▶ _APPLY WHAT YOU READ_:
(A) In the forum thread on having children below, how old does the first writer say they are?
(B) For each statement, say yes or no depending on whether it agrees with the forum thread on having children, and quote the deciding words from the thread. (i) The first writer's mum warns that no one will look after the writer in old age. (ii) One writer says their children were planned. (iii) One writer says they had children fairly young.
(C) Resume the forum thread on having children after its last post, in the same casual voice.
[Opening EXTRACT section]
I can tell you I wont be taking care of my mother. there's no guarantee your spawn will do anything for you.Well I'm nearly 47 so they don't tend to say it now. Although some people say there is still time. I don't think so! I can barely look after myself some days, never mind a tiny little baby. My mum says there will be no-one to look after me when I get old! I daren't tell her I'm not gonna do that for her. Only kidding. Or am I?
im surprised too! we should have a little thread about it. this one i guess hahaha!Maybe we can have it here. I'm surprised to see so many women (people?) here say they are not planning on having children. I've only known a few people in my life that feel the same way as me about it.
It has to be a free choice doesn't it?
I had children fairly young I guess & I never expected how much I would love them...its overwhelming. Also, having children helped to focus me towards what I really wanted out of life.
Yes...mine were 'early & accidental'...but I really do feel that they have given me so much (a reason to 'stay' here), which I think actually is quite a lot to put on their young shoulders. But hey, I'm focused & really work hard to make a good life for them.
[Closing EXTRACT section]
[Opening INFORMATION SUPPLIED section]
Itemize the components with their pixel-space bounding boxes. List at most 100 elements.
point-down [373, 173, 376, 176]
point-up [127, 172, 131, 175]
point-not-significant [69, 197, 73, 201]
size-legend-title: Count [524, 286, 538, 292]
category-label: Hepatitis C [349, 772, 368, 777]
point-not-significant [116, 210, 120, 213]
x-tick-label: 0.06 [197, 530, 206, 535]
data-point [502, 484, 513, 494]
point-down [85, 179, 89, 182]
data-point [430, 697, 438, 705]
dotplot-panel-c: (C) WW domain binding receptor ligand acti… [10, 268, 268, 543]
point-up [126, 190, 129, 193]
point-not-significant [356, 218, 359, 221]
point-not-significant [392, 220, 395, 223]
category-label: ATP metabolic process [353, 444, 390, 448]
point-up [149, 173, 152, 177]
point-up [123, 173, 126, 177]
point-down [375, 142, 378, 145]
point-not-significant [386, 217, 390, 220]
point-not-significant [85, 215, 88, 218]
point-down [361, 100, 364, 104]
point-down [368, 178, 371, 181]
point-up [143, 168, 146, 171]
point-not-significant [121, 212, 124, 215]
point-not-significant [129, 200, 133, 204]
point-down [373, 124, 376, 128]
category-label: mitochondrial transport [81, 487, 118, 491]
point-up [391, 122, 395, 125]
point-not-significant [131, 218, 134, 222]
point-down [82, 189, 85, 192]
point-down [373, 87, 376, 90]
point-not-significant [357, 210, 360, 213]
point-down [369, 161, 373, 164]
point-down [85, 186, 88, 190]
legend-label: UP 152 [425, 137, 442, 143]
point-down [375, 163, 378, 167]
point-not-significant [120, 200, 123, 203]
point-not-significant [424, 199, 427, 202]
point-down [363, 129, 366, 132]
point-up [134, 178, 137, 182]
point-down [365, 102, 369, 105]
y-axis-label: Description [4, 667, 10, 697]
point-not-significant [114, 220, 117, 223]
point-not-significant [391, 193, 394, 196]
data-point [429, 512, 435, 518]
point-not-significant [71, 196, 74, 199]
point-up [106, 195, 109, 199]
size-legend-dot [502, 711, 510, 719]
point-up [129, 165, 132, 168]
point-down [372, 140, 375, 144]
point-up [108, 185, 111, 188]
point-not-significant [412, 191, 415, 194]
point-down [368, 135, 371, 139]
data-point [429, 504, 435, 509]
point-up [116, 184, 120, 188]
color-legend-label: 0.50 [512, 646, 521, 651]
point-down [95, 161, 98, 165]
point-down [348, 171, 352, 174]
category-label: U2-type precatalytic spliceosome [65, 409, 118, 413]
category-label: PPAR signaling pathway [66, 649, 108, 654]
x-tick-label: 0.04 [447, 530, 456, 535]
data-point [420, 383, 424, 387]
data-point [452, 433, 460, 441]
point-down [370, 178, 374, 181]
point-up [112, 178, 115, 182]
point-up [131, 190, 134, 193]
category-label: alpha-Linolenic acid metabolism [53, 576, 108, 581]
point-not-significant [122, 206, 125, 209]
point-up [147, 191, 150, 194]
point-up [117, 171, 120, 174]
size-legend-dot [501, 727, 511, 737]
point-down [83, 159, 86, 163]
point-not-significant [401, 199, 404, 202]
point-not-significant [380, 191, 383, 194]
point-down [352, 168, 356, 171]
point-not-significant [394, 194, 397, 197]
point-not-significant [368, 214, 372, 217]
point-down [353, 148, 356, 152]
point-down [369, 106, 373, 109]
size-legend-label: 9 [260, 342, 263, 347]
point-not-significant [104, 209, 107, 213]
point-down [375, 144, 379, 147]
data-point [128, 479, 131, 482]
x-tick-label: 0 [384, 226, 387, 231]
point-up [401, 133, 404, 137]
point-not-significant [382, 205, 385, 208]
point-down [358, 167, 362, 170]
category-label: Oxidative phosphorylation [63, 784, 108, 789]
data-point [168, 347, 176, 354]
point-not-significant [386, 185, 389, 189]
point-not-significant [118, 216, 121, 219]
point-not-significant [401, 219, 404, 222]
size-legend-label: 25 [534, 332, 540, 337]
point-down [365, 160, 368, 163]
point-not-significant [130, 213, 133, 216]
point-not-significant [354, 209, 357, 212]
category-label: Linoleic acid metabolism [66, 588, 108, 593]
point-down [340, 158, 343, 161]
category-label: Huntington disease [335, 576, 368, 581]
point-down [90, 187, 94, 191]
[Closing INFORMATION SUPPLIED section]
▶ _SET OF ANSWERS_:
(A) Nearly 47.

(B)
(i) Yes: "My mum says there will be no-one to look after me when I get old!"
(ii) No: "mine were 'early & accidental'"
(iii) Yes: "I had children fairly young I guess"

(C)
good for you for turning it into a positive instead of a negative. You're already a more mature parent than some others who choose exactly when they have theirs. You're surely a good example for them and that is priceless.
Being childless may well mean you have a more carefree,responsibilty free life.You'll have less stress and more money.But you'll probably also be lonelier later on in life when there are no grandchildren.My partner is one of five and it is the three boys that have children.The two women were always career led and never had children.One even had three abortions.They both have admitted how bitterly they regret not having children.Their careers have become empty means of earning cash.They have nice holidays but all their contemparies have children and they realise all the money is pointless.They have big houses with lots of rooms but no children to fill the home with laughter.
Having children is tough and in many ways the hardest job you'll ever have but it is without doubt the greatest achievement anyone can have.
Gee Hellie, I generally like what you have to say, but you're waaaay off-base here, and your opinions are what drive child free people to be so defensive.
My husband and I have been together for 22 plus years (we got together when we were very young), and we have never, ever wanted children, and we're glad we never had any. We are very happily married and fulfilled as people.
We are not empty careerists - I run my own business, which does not make much money, but does make me very happy. I get to pass on my values and knowledge and aesthetics to the next generation, and the one after that. I love it when the kids "get it," and appreciate what I do, and I'm still glad that those kids are not my own.
I love a quiet house. I love the ability to travel, and write, and be autonomous, and not have blood ties to the future. I love my freedom. I know that I am missing out on something profound, but there is a great profundity in how I choose to live, and I would not change it for the world.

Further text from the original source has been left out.